• Task brief
Output every entry exactly as written.

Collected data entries
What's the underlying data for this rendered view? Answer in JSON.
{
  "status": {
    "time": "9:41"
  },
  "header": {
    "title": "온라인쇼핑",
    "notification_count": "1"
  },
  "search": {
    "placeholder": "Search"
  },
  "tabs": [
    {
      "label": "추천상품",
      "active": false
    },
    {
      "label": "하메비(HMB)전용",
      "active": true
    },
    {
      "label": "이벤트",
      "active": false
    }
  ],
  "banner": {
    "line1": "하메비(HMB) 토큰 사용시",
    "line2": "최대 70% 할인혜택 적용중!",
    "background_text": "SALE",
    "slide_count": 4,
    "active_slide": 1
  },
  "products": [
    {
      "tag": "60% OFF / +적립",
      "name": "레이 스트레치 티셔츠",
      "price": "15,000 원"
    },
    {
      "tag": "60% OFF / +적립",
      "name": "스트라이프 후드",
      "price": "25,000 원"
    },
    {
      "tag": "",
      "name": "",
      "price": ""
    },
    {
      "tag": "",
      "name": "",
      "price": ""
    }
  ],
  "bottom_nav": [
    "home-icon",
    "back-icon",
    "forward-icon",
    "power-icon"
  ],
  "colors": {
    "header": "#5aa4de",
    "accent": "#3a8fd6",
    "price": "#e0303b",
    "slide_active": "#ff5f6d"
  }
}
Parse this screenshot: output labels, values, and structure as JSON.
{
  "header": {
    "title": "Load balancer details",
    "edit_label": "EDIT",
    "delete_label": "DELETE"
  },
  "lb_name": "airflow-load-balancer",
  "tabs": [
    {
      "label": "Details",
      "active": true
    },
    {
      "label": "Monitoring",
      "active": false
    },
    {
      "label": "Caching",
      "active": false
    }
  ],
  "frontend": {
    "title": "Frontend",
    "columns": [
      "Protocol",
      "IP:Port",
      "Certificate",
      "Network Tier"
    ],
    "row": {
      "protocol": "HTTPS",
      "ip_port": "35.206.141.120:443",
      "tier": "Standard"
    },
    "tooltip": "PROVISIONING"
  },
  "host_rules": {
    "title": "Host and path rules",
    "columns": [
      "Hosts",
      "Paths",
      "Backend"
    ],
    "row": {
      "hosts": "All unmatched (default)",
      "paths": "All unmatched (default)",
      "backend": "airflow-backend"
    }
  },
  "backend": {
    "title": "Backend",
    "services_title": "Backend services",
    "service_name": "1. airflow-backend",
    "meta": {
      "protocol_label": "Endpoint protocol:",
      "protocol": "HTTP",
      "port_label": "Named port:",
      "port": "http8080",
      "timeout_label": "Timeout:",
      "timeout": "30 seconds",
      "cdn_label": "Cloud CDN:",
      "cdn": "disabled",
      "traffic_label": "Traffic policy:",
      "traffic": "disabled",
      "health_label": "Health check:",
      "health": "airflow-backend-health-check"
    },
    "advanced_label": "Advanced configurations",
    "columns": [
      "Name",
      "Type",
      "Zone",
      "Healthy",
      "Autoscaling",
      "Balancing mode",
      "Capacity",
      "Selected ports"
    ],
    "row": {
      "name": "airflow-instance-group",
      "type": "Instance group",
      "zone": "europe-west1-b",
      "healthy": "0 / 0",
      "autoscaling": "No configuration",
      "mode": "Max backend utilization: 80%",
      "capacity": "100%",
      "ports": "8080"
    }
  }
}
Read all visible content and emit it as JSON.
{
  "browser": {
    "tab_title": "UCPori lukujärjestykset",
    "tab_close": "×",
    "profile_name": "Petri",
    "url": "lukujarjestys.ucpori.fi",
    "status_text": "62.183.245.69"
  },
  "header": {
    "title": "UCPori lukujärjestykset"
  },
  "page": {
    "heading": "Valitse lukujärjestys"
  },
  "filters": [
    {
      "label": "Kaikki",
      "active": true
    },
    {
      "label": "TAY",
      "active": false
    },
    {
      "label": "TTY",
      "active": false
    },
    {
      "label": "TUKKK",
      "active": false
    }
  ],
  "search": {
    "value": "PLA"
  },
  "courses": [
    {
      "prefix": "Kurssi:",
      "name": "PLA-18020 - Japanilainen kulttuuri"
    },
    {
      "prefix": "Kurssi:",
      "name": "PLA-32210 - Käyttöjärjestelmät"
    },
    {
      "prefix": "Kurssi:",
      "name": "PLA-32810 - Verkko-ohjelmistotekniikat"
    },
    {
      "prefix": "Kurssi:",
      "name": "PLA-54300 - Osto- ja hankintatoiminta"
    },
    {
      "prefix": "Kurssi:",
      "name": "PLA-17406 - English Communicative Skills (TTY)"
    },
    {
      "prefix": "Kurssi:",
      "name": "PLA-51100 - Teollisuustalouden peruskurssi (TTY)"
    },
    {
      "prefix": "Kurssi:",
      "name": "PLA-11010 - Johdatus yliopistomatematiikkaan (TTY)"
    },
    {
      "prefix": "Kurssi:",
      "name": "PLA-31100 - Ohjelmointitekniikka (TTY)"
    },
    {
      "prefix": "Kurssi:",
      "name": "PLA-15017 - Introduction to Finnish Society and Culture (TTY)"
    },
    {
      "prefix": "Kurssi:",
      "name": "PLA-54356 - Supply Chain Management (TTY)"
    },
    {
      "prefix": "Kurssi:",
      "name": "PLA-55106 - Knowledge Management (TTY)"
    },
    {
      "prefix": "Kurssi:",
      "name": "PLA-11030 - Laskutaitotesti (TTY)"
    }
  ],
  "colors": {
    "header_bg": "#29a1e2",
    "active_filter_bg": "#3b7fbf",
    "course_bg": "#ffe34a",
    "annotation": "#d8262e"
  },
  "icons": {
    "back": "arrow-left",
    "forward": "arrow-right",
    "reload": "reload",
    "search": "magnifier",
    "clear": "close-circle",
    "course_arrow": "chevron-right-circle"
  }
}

• Worked answer
What's the underlying data for this rendered view? Answer in JSON.
{
  "status": {
    "time": "9:41"
  },
  "header": {
    "title": "온라인쇼핑",
    "notification_count": "1"
  },
  "search": {
    "placeholder": "Search"
  },
  "tabs": [
    {
      "label": "추천상품",
      "active": false
    },
    {
      "label": "하메비(HMB)전용",
      "active": true
    },
    {
      "label": "이벤트",
      "active": false
    }
  ],
  "banner": {
    "line1": "하메비(HMB) 토큰 사용시",
    "line2": "최대 70% 할인혜택 적용중!",
    "background_text": "SALE",
    "slide_count": 4,
    "active_slide": 1
  },
  "products": [
    {
      "tag": "60% OFF / +적립",
      "name": "레이 스트레치 티셔츠",
      "price": "15,000 원"
    },
    {
      "tag": "60% OFF / +적립",
      "name": "스트라이프 후드",
      "price": "25,000 원"
    },
    {
      "tag": "",
      "name": "",
      "price": ""
    },
    {
      "tag": "",
      "name": "",
      "price": ""
    }
  ],
  "bottom_nav": [
    "home-icon",
    "back-icon",
    "forward-icon",
    "power-icon"
  ],
  "colors": {
    "header": "#5aa4de",
    "accent": "#3a8fd6",
    "price": "#e0303b",
    "slide_active": "#ff5f6d"
  }
}
Parse this screenshot: output labels, values, and structure as JSON.
{
  "header": {
    "title": "Load balancer details",
    "edit_label": "EDIT",
    "delete_label": "DELETE"
  },
  "lb_name": "airflow-load-balancer",
  "tabs": [
    {
      "label": "Details",
      "active": true
    },
    {
      "label": "Monitoring",
      "active": false
    },
    {
      "label": "Caching",
      "active": false
    }
  ],
  "frontend": {
    "title": "Frontend",
    "columns": [
      "Protocol",
      "IP:Port",
      "Certificate",
      "Network Tier"
    ],
    "row": {
      "protocol": "HTTPS",
      "ip_port": "35.206.141.120:443",
      "tier": "Standard"
    },
    "tooltip": "PROVISIONING"
  },
  "host_rules": {
    "title": "Host and path rules",
    "columns": [
      "Hosts",
      "Paths",
      "Backend"
    ],
    "row": {
      "hosts": "All unmatched (default)",
      "paths": "All unmatched (default)",
      "backend": "airflow-backend"
    }
  },
  "backend": {
    "title": "Backend",
    "services_title": "Backend services",
    "service_name": "1. airflow-backend",
    "meta": {
      "protocol_label": "Endpoint protocol:",
      "protocol": "HTTP",
      "port_label": "Named port:",
      "port": "http8080",
      "timeout_label": "Timeout:",
      "timeout": "30 seconds",
      "cdn_label": "Cloud CDN:",
      "cdn": "disabled",
      "traffic_label": "Traffic policy:",
      "traffic": "disabled",
      "health_label": "Health check:",
      "health": "airflow-backend-health-check"
    },
    "advanced_label": "Advanced configurations",
    "columns": [
      "Name",
      "Type",
      "Zone",
      "Healthy",
      "Autoscaling",
      "Balancing mode",
      "Capacity",
      "Selected ports"
    ],
    "row": {
      "name": "airflow-instance-group",
      "type": "Instance group",
      "zone": "europe-west1-b",
      "healthy": "0 / 0",
      "autoscaling": "No configuration",
      "mode": "Max backend utilization: 80%",
      "capacity": "100%",
      "ports": "8080"
    }
  }
}
Read all visible content and emit it as JSON.
{
  "browser": {
    "tab_title": "UCPori lukujärjestykset",
    "tab_close": "×",
    "profile_name": "Petri",
    "url": "lukujarjestys.ucpori.fi",
    "status_text": "62.183.245.69"
  },
  "header": {
    "title": "UCPori lukujärjestykset"
  },
  "page": {
    "heading": "Valitse lukujärjestys"
  },
  "filters": [
    {
      "label": "Kaikki",
      "active": true
    },
    {
      "label": "TAY",
      "active": false
    },
    {
      "label": "TTY",
      "active": false
    },
    {
      "label": "TUKKK",
      "active": false
    }
  ],
  "search": {
    "value": "PLA"
  },
  "courses": [
    {
      "prefix": "Kurssi:",
      "name": "PLA-18020 - Japanilainen kulttuuri"
    },
    {
      "prefix": "Kurssi:",
      "name": "PLA-32210 - Käyttöjärjestelmät"
    },
    {
      "prefix": "Kurssi:",
      "name": "PLA-32810 - Verkko-ohjelmistotekniikat"
    },
    {
      "prefix": "Kurssi:",
      "name": "PLA-54300 - Osto- ja hankintatoiminta"
    },
    {
      "prefix": "Kurssi:",
      "name": "PLA-17406 - English Communicative Skills (TTY)"
    },
    {
      "prefix": "Kurssi:",
      "name": "PLA-51100 - Teollisuustalouden peruskurssi (TTY)"
    },
    {
      "prefix": "Kurssi:",
      "name": "PLA-11010 - Johdatus yliopistomatematiikkaan (TTY)"
    },
    {
      "prefix": "Kurssi:",
      "name": "PLA-31100 - Ohjelmointitekniikka (TTY)"
    },
    {
      "prefix": "Kurssi:",
      "name": "PLA-15017 - Introduction to Finnish Society and Culture (TTY)"
    },
    {
      "prefix": "Kurssi:",
      "name": "PLA-54356 - Supply Chain Management (TTY)"
    },
    {
      "prefix": "Kurssi:",
      "name": "PLA-55106 - Knowledge Management (TTY)"
    },
    {
      "prefix": "Kurssi:",
      "name": "PLA-11030 - Laskutaitotesti (TTY)"
    }
  ],
  "colors": {
    "header_bg": "#29a1e2",
    "active_filter_bg": "#3b7fbf",
    "course_bg": "#ffe34a",
    "annotation": "#d8262e"
  },
  "icons": {
    "back": "arrow-left",
    "forward": "arrow-right",
    "reload": "reload",
    "search": "magnifier",
    "clear": "close-circle",
    "course_arrow": "chevron-right-circle"
  }
}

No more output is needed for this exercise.